Exercise 1:
From the South Bronx passage, extract everything from "On all other" up to and including "duty, are slow.".
Exercise 2:
In the South Bronx passage, condense the paragraph that opens with "On all other days" into a short bulleted list that keeps its main facts.
Exercise 3:
Using the South Bronx passage, state whether each statement agrees with it, answering yes or no and quoting the words that decide it: (a) Yankee Stadium can be seen from the street near the McDonald's. (b) PATH is New York City's intake center for homeless families seeking shelter. (c) The security guard describes Saturdays as a busy day at PATH.

Excerpt to read:
-- BEGIN --

On a recent Saturday morning, the McDonald’s at the corner of Grand Concourse and East 151st Street in the South Bronx is hopping. Mothers and children pack the place, shouting to be heard over the din.

Siobhan Lee and her 14-year-old daughter Tatiana sit among the crowd, sharing an order of fries.They’ve just come from an anonymous-looking seven-story building a block up East 151st Street, toting a rolling suitcase bearing the pink word “Love” and a duffel to match. So have the majority of the other McDonald’s customers. “I saw most of these people in there,” Siobhan says.

For 81 days a year, the economic engine of this isolated strip, cut off by the railroad tracks to the east and the Major Deegan Expressway to the west, is Yankee Stadium. The ballpark, four blocks to the north, isn’t quite visible from the street, but its presence is everywhere, from the Dugout Sports Bar to the parking lots with signs advertising “Yankee Event $25.”

On all other days, economic activity radiates out from the modern building from which the Lees emerged, its facade ablaze with an attractive array of red and orange terra-cotta tiles. It’s known as PATH, or the Prevention Assistance and Temporary Housing Center. The building is New York City’s intake center for homeless families seeking shelter. Mothers and children make their way up its ramp in a steady stream, at a rate of a family every minute or two — and Saturdays, says the security guard on duty, are slow.

-- END --

Record excerpts:
-- BEGIN --

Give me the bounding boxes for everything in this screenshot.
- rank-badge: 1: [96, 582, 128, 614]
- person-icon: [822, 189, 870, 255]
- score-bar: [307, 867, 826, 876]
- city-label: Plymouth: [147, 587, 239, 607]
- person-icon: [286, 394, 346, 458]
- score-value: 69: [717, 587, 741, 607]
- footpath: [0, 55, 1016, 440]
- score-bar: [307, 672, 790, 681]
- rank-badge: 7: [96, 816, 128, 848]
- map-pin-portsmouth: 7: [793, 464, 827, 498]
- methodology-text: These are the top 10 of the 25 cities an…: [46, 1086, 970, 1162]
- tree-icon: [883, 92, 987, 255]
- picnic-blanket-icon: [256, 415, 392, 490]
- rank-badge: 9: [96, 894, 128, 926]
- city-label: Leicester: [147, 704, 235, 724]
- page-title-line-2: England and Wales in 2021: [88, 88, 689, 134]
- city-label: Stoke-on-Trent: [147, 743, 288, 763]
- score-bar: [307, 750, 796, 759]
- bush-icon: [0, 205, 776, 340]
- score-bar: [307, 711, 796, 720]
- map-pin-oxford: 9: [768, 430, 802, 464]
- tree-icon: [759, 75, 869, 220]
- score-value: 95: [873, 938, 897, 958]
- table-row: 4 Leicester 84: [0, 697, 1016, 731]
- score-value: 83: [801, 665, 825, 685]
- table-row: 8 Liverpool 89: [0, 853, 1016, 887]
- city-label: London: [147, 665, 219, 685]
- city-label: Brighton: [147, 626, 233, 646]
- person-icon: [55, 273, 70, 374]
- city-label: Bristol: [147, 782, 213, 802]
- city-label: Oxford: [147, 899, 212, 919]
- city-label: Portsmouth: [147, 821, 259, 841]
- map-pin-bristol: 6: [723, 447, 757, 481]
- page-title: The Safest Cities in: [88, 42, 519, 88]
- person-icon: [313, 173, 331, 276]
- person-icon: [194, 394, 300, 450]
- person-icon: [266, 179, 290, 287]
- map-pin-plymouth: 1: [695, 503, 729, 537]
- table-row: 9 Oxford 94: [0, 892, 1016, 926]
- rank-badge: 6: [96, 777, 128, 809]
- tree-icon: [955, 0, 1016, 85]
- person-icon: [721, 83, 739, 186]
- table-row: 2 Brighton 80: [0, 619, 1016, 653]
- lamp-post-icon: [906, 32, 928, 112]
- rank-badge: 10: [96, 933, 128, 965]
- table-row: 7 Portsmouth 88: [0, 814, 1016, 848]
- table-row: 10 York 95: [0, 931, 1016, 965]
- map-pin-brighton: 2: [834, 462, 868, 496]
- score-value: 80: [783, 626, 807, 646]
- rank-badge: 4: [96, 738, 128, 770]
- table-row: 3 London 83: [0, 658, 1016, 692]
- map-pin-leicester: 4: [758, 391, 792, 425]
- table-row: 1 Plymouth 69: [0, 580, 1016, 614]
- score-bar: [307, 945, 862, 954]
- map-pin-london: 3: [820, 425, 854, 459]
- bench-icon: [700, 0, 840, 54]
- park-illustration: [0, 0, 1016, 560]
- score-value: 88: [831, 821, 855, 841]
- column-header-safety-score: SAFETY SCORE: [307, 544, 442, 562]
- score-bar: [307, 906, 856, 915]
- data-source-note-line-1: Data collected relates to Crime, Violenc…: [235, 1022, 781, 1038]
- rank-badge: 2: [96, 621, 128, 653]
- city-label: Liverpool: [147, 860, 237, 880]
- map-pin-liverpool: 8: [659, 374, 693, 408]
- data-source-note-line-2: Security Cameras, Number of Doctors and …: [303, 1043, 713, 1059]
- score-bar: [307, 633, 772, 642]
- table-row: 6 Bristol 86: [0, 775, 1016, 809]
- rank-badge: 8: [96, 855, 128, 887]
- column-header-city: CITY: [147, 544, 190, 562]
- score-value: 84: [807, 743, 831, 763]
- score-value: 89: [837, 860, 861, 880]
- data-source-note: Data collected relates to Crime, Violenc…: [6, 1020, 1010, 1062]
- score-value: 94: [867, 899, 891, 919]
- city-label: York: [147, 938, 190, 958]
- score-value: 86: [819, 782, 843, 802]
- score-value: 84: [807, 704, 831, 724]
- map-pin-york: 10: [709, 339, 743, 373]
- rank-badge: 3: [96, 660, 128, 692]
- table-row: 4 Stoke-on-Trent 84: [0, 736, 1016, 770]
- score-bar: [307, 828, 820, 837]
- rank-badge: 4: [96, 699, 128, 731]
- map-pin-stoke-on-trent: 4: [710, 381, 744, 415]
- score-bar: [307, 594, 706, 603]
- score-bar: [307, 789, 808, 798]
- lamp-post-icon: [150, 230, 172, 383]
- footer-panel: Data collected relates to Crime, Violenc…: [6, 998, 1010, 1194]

-- END --

Correct answer 1:
On all other days, economic activity radiates out from the modern building from which the Lees emerged, its facade ablaze with an attractive array of red and orange terra-cotta tiles. It’s known as PATH, or the Prevention Assistance and Temporary Housing Center. The building is New York City’s intake center for homeless families seeking shelter. Mothers and children make their way up its ramp in a steady stream, at a rate of a family every minute or two — and Saturdays, says the security guard on duty, are slow.

Correct answer 2:
- On days without Yankees games, the area's economic activity centers on a modern building with red and orange terra-cotta tiles.
- The building is PATH, the Prevention Assistance and Temporary Housing Center.
- It is New York City's intake center for homeless families seeking shelter.
- Mothers and children arrive at a rate of a family every minute or two.
- According to the security guard on duty, Saturdays are slow.

Correct answer 3:
(a) No: "The ballpark, four blocks to the north, isn’t quite visible from the street"
(b) Yes: "The building is New York City’s intake center for homeless families seeking shelter."
(c) No: "Saturdays, says the security guard on duty, are slow."